*WRITTEN TASK*: In the listing below, find every line with the string "color" and pull it out.

*MATERIAL PROVIDED*:
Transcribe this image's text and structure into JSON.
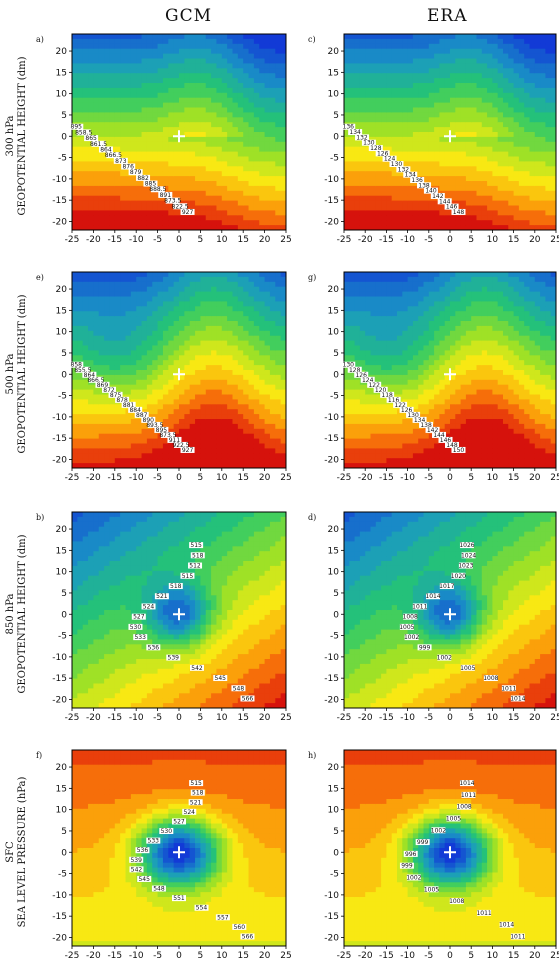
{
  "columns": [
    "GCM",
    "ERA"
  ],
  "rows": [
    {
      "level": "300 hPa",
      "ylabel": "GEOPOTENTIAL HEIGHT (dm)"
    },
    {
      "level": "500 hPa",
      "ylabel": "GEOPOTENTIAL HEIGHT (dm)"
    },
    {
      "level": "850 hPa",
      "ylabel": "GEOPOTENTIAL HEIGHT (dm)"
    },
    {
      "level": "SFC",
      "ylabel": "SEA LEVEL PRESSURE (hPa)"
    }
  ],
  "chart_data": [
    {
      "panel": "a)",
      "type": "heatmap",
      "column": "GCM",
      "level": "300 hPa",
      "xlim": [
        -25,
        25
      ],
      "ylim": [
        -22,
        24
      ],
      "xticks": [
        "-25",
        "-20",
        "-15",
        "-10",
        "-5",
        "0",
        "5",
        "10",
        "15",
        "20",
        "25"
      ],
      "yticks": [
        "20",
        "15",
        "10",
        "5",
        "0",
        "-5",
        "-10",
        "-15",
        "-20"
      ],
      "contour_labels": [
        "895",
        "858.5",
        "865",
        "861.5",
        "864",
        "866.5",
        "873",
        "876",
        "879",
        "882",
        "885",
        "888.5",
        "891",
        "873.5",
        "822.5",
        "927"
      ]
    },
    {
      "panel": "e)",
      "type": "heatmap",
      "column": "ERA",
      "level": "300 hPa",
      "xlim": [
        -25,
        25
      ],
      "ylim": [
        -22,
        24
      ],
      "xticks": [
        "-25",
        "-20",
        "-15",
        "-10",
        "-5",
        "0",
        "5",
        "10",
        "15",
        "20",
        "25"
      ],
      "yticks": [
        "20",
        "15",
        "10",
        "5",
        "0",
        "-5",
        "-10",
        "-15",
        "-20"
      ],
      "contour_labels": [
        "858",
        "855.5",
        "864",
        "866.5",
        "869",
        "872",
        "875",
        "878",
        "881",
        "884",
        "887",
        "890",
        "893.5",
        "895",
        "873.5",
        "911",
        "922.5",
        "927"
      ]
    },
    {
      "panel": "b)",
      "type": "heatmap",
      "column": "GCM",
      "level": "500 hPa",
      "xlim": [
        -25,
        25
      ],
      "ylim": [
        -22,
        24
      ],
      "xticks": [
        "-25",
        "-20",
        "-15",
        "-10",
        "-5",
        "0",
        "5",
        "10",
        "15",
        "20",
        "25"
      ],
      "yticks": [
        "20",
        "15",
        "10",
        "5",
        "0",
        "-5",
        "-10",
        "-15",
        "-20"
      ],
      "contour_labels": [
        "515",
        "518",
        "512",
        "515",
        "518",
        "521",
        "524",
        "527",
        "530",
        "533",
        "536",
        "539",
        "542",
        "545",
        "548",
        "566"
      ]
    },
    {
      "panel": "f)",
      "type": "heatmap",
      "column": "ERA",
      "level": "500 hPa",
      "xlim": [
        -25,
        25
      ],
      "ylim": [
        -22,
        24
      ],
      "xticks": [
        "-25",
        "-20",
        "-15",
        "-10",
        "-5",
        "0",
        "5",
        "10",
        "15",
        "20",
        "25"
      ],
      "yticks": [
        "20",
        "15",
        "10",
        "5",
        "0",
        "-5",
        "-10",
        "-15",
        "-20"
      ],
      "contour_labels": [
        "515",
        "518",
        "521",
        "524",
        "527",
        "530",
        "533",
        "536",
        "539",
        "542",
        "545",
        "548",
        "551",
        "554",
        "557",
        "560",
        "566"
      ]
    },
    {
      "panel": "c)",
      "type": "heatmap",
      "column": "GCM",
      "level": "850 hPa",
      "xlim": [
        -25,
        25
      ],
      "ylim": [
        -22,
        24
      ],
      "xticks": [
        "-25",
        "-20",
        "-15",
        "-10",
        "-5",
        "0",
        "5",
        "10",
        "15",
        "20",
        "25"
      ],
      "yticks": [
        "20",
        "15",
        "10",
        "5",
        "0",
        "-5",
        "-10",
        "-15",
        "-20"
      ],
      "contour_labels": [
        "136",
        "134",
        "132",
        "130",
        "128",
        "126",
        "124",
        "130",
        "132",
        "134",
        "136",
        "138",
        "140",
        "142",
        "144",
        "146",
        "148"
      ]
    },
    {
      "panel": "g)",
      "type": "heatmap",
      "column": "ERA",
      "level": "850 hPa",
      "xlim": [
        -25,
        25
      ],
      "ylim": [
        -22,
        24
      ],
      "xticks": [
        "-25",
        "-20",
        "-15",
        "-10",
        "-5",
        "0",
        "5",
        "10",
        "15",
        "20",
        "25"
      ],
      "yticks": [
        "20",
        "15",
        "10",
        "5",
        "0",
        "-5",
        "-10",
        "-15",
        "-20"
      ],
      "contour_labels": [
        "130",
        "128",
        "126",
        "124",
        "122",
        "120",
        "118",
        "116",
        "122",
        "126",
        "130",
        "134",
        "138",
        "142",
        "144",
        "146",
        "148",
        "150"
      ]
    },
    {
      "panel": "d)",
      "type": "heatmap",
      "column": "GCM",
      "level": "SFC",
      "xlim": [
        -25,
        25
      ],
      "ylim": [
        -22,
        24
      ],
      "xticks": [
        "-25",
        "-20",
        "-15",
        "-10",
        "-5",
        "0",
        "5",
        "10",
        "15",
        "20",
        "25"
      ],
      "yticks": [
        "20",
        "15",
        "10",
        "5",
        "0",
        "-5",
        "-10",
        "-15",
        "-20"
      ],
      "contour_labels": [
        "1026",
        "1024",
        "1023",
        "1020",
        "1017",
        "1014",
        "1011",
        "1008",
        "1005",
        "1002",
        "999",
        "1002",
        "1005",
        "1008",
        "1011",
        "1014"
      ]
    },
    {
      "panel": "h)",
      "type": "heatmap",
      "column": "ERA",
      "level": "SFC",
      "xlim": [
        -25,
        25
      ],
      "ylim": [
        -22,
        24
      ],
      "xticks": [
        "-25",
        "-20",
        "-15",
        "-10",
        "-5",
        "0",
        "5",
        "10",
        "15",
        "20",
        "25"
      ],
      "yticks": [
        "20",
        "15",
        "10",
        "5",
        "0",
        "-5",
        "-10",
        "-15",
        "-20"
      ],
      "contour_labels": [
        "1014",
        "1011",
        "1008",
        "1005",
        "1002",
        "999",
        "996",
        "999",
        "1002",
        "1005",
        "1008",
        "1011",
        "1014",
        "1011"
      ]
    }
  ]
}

---

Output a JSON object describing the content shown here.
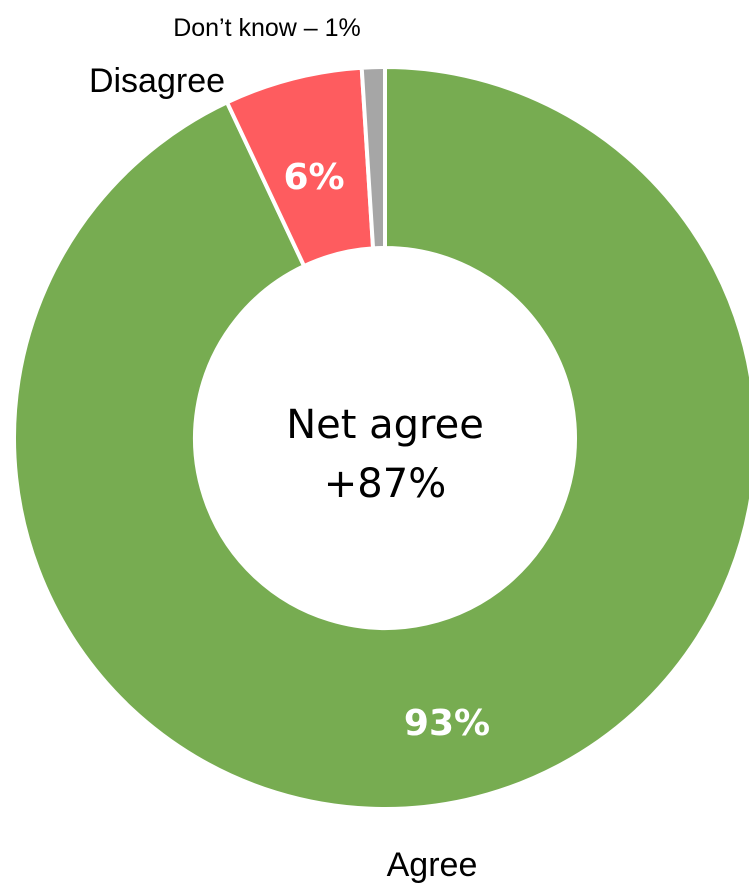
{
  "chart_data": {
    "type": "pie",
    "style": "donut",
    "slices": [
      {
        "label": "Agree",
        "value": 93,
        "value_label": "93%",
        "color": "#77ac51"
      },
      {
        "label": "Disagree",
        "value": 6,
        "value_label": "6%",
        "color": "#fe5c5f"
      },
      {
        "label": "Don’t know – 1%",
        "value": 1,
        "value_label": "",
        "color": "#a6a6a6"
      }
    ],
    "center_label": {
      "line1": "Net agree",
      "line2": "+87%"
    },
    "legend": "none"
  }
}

*OUTPUT OF THE TASK*:
        "color": "#77ac51"
        "color": "#fe5c5f"
        "color": "#a6a6a6"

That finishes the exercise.